Output every line exactly as written. Leave out pictures.

Data for the task -

◆ ◆ ◆ ◆

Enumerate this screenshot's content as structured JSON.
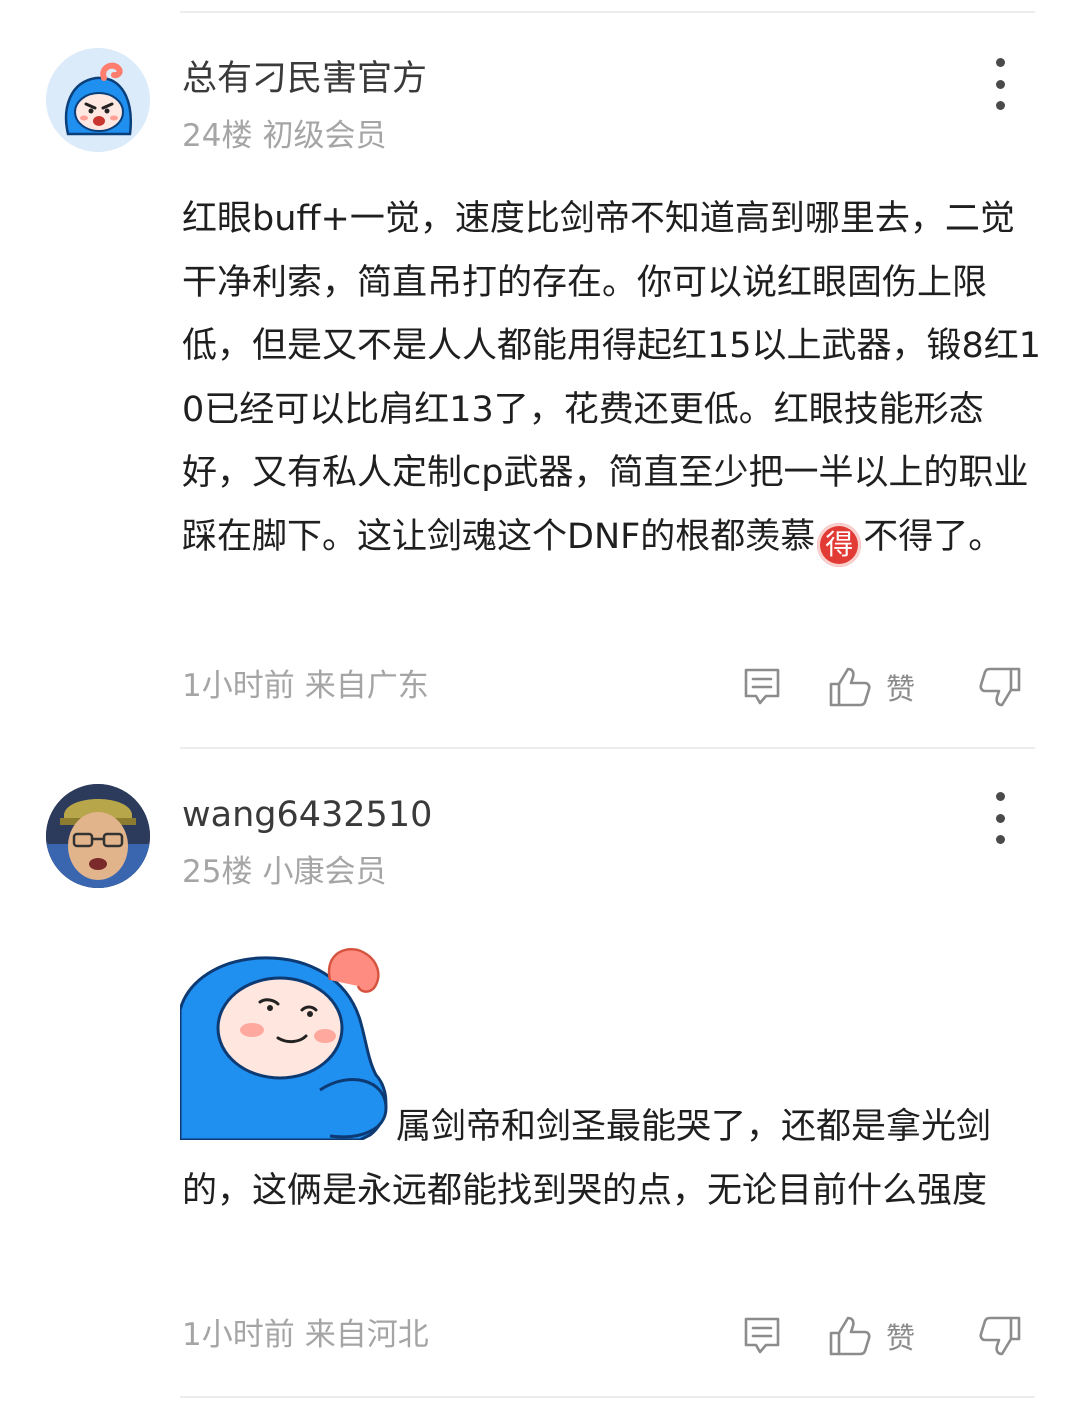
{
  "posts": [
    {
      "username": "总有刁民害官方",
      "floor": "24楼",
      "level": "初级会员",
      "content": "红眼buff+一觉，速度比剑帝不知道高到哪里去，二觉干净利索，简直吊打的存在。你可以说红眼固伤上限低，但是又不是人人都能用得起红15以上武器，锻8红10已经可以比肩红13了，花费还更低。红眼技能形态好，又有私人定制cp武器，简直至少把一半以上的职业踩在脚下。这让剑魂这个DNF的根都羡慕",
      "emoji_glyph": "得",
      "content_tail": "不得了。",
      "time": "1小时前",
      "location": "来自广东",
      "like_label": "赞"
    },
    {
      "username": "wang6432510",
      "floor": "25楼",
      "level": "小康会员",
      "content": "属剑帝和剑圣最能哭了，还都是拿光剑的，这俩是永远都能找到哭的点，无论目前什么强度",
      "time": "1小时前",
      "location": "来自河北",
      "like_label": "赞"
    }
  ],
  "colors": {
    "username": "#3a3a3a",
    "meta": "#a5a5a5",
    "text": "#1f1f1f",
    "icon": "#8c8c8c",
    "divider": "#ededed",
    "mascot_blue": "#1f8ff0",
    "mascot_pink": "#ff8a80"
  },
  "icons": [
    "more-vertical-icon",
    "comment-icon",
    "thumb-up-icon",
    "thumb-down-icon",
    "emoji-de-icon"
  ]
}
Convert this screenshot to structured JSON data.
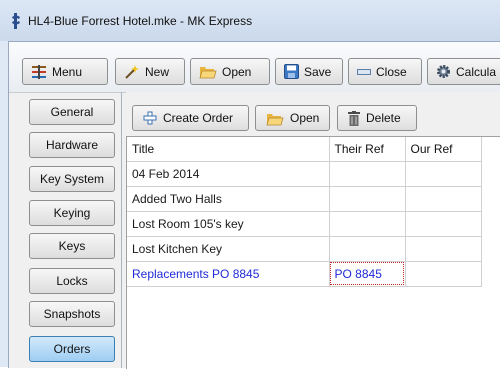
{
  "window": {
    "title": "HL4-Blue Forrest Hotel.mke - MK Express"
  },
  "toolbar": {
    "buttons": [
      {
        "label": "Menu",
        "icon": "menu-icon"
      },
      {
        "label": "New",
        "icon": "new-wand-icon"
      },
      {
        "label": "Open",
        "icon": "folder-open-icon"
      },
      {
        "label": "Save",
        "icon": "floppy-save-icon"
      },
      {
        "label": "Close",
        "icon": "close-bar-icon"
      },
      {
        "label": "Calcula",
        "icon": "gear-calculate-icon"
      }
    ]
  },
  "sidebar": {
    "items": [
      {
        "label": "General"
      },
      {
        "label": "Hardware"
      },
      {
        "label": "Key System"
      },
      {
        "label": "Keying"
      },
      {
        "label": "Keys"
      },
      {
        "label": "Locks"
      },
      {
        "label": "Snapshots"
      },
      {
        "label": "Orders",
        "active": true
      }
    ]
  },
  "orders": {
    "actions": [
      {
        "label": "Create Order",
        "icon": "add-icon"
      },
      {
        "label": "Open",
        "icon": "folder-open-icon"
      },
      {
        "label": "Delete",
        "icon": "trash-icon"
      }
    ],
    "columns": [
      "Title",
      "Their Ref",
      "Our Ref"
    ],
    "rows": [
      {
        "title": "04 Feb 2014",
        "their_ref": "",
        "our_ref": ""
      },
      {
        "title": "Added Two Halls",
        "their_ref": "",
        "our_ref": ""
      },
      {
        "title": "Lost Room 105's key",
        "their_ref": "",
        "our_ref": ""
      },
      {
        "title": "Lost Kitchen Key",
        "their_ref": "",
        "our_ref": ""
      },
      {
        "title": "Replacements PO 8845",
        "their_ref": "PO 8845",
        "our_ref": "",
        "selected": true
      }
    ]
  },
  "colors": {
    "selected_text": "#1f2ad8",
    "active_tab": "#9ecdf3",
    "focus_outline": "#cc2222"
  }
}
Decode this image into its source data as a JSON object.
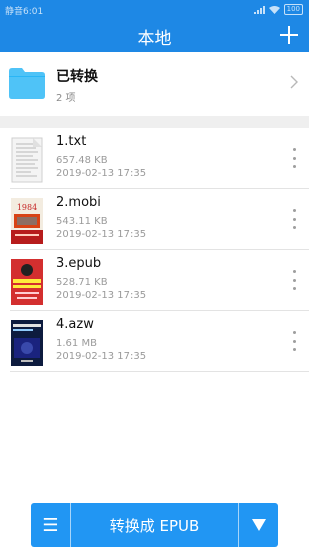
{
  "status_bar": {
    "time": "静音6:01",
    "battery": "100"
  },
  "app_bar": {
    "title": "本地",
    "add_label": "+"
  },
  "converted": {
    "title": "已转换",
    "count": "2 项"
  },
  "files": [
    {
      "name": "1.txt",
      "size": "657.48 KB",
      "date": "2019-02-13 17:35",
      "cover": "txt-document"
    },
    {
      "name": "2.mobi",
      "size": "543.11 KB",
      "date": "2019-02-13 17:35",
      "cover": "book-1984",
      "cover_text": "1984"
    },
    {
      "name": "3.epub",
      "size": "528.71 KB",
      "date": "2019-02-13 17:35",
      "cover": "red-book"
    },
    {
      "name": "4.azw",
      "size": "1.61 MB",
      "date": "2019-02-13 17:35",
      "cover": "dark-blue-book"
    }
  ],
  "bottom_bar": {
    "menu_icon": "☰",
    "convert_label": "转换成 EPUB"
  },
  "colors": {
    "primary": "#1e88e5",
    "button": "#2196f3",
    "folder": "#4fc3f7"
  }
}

◆ ◆ ◆ ◆

Result of this exercise -
Enumerate this screenshot's content as structured JSON.
{
  "posts": [
    {
      "username": "总有刁民害官方",
      "floor": "24楼",
      "level": "初级会员",
      "content": "红眼buff+一觉，速度比剑帝不知道高到哪里去，二觉干净利索，简直吊打的存在。你可以说红眼固伤上限低，但是又不是人人都能用得起红15以上武器，锻8红10已经可以比肩红13了，花费还更低。红眼技能形态好，又有私人定制cp武器，简直至少把一半以上的职业踩在脚下。这让剑魂这个DNF的根都羡慕",
      "emoji_glyph": "得",
      "content_tail": "不得了。",
      "time": "1小时前",
      "location": "来自广东",
      "like_label": "赞"
    },
    {
      "username": "wang6432510",
      "floor": "25楼",
      "level": "小康会员",
      "content": "属剑帝和剑圣最能哭了，还都是拿光剑的，这俩是永远都能找到哭的点，无论目前什么强度",
      "time": "1小时前",
      "location": "来自河北",
      "like_label": "赞"
    }
  ],
  "colors": {
    "username": "#3a3a3a",
    "meta": "#a5a5a5",
    "text": "#1f1f1f",
    "icon": "#8c8c8c",
    "divider": "#ededed",
    "mascot_blue": "#1f8ff0",
    "mascot_pink": "#ff8a80"
  },
  "icons": [
    "more-vertical-icon",
    "comment-icon",
    "thumb-up-icon",
    "thumb-down-icon",
    "emoji-de-icon"
  ]
}
Convert this screenshot to structured JSON data.
{
  "window": {
    "title": "HL4-Blue Forrest Hotel.mke - MK Express"
  },
  "toolbar": {
    "buttons": [
      {
        "label": "Menu",
        "icon": "menu-icon"
      },
      {
        "label": "New",
        "icon": "new-wand-icon"
      },
      {
        "label": "Open",
        "icon": "folder-open-icon"
      },
      {
        "label": "Save",
        "icon": "floppy-save-icon"
      },
      {
        "label": "Close",
        "icon": "close-bar-icon"
      },
      {
        "label": "Calcula",
        "icon": "gear-calculate-icon"
      }
    ]
  },
  "sidebar": {
    "items": [
      {
        "label": "General"
      },
      {
        "label": "Hardware"
      },
      {
        "label": "Key System"
      },
      {
        "label": "Keying"
      },
      {
        "label": "Keys"
      },
      {
        "label": "Locks"
      },
      {
        "label": "Snapshots"
      },
      {
        "label": "Orders",
        "active": true
      }
    ]
  },
  "orders": {
    "actions": [
      {
        "label": "Create Order",
        "icon": "add-icon"
      },
      {
        "label": "Open",
        "icon": "folder-open-icon"
      },
      {
        "label": "Delete",
        "icon": "trash-icon"
      }
    ],
    "columns": [
      "Title",
      "Their Ref",
      "Our Ref"
    ],
    "rows": [
      {
        "title": "04 Feb 2014",
        "their_ref": "",
        "our_ref": ""
      },
      {
        "title": "Added Two Halls",
        "their_ref": "",
        "our_ref": ""
      },
      {
        "title": "Lost Room 105's key",
        "their_ref": "",
        "our_ref": ""
      },
      {
        "title": "Lost Kitchen Key",
        "their_ref": "",
        "our_ref": ""
      },
      {
        "title": "Replacements PO 8845",
        "their_ref": "PO 8845",
        "our_ref": "",
        "selected": true
      }
    ]
  },
  "colors": {
    "selected_text": "#1f2ad8",
    "active_tab": "#9ecdf3",
    "focus_outline": "#cc2222"
  }
}
Decode this image into its source data as a JSON object.
{
  "status_bar": {
    "time": "静音6:01",
    "battery": "100"
  },
  "app_bar": {
    "title": "本地",
    "add_label": "+"
  },
  "converted": {
    "title": "已转换",
    "count": "2 项"
  },
  "files": [
    {
      "name": "1.txt",
      "size": "657.48 KB",
      "date": "2019-02-13 17:35",
      "cover": "txt-document"
    },
    {
      "name": "2.mobi",
      "size": "543.11 KB",
      "date": "2019-02-13 17:35",
      "cover": "book-1984",
      "cover_text": "1984"
    },
    {
      "name": "3.epub",
      "size": "528.71 KB",
      "date": "2019-02-13 17:35",
      "cover": "red-book"
    },
    {
      "name": "4.azw",
      "size": "1.61 MB",
      "date": "2019-02-13 17:35",
      "cover": "dark-blue-book"
    }
  ],
  "bottom_bar": {
    "menu_icon": "☰",
    "convert_label": "转换成 EPUB"
  },
  "colors": {
    "primary": "#1e88e5",
    "button": "#2196f3",
    "folder": "#4fc3f7"
  }
}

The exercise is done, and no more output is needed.